Stored records:
________________

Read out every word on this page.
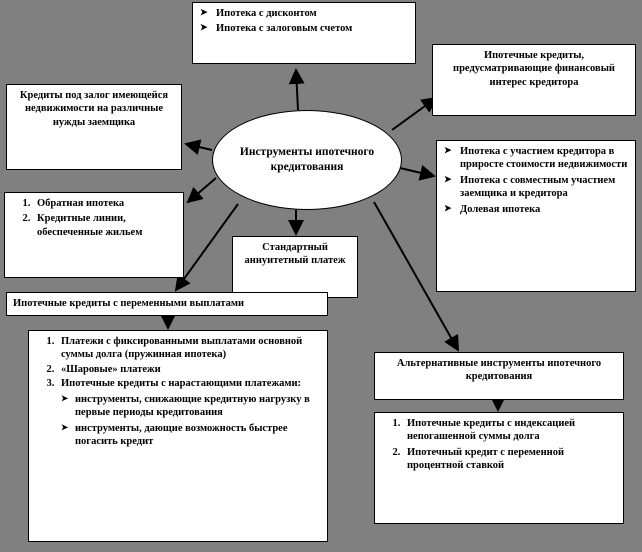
➤ Ипотека с дисконтом
➤ Ипотека с залоговым счетом
Ипотечные кредиты, предусматривающие финансовый интерес кредитора
Кредиты под залог имеющейся недвижимости на различные нужды заемщика
1. Обратная ипотека
2. Кредитные линии, обеспеченные жильем
➤ Ипотека с участием кредитора в приросте стоимости недвижимости
➤ Ипотека с совместным участием заемщика и кредитора
➤ Долевая ипотека
Стандартный аннуитетный платеж
Ипотечные кредиты с переменными выплатами
1. Платежи с фиксированными выплатами основной суммы долга (пружинная ипотека)
2. «Шаровые» платежи
3. Ипотечные кредиты с нарастающими платежами:
➤ инструменты, снижающие кредитную нагрузку в первые периоды кредитования
➤ инструменты, дающие возможность быстрее погасить кредит
Альтернативные инструменты ипотечного кредитования
1. Ипотечные кредиты с индексацией непогашенной суммы долга
2. Ипотечный кредит с переменной процентной ставкой
Инструменты ипотечного кредитования
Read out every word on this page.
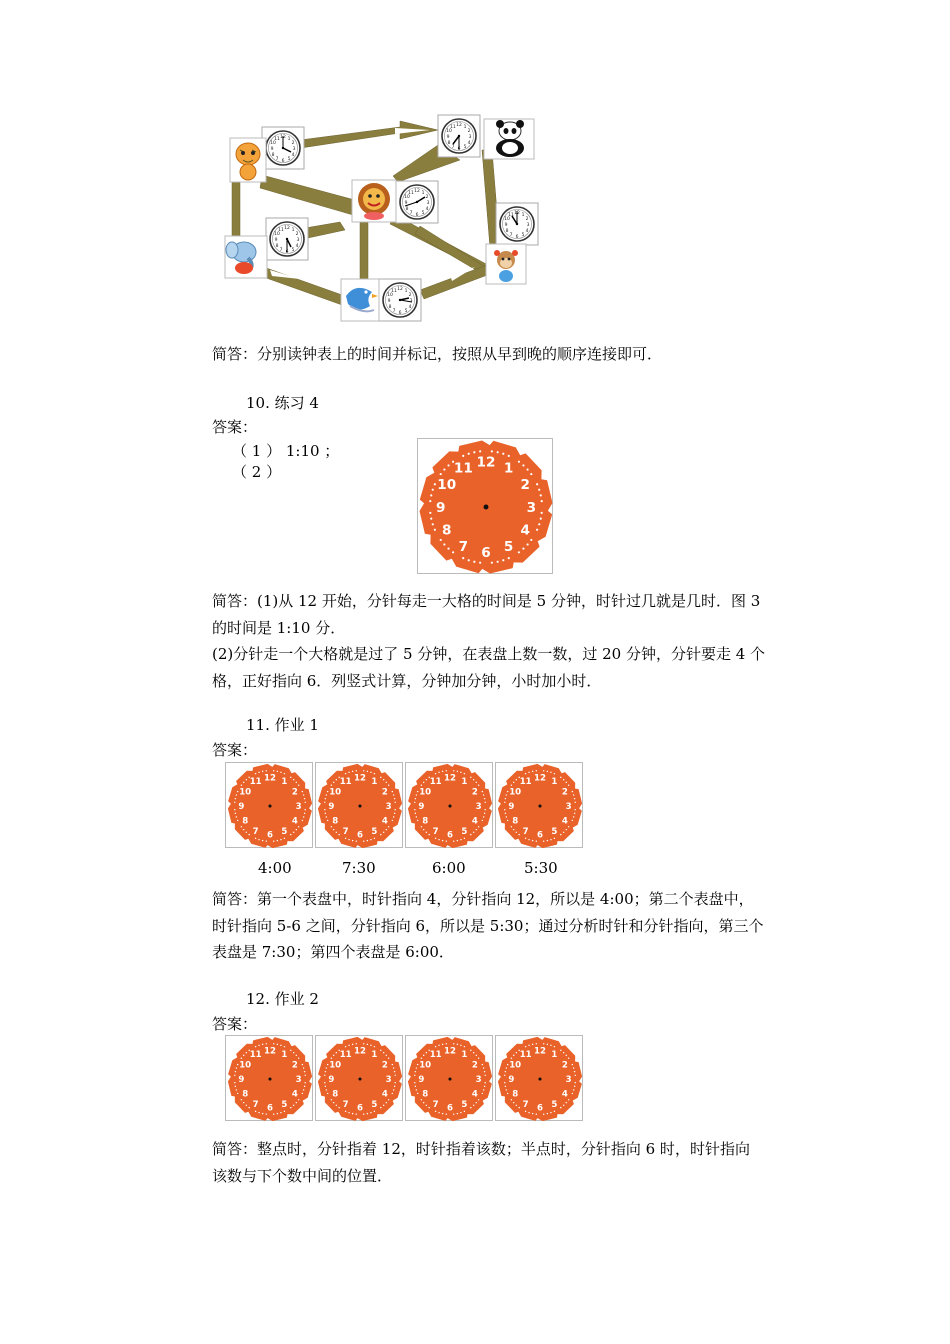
3
4
5
简答：分别读钟表上的时间并标记，按照从早到晚的顺序连接即可．
10. 练习 4
答案：
（ 1 ） 1:10 ；
（ 2 ）	1
2
3
4
5
6
7
8
9
10
11 12
简答：(1)从 12 开始，分针每走一大格的时间是 5 分钟，时针过几就是几时．图 3
的时间是 1:10 分．
(2)分针走一个大格就是过了 5 分钟，在表盘上数一数，过 20 分钟，分针要走 4 个
格，正好指向 6．列竖式计算，分钟加分钟，小时加小时．
11. 作业 1
答案：
1
2
3
4
5
6
7
8
9
10
11 12	1
2
3
4
5
6
7
8
9
10
11 12	1
2
3
4
5
6
7
8
9
10
11 12	1
2
3
4
5
6
7
8
9
10
11 12
4:00	7:30	6:00	5:30
简答：第一个表盘中，时针指向 4，分针指向 12，所以是 4:00；第二个表盘中，
时针指向 5-6 之间，分针指向 6，所以是 5:30；通过分析时针和分针指向，第三个
表盘是 7:30；第四个表盘是 6:00．
12. 作业 2
答案：
1
2
3
4
5
6
7
8
9
10
11 12	1
2
3
4
5
6
7
8
9
10
11 12	1
2
3
4
5
6
7
8
9
10
11 12	1
2
3
4
5
6
7
8
9
10
11 12
简答：整点时，分针指着 12，时针指着该数；半点时，分针指向 6 时，时针指向
该数与下个数中间的位置．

________________

- What this task involves: Select the lines that carry the string "выплатами" and copy them.

- Reply:
Ипотечные кредиты с переменными выплатами
1. Платежи с фиксированными выплатами основной суммы долга (пружинная ипотека)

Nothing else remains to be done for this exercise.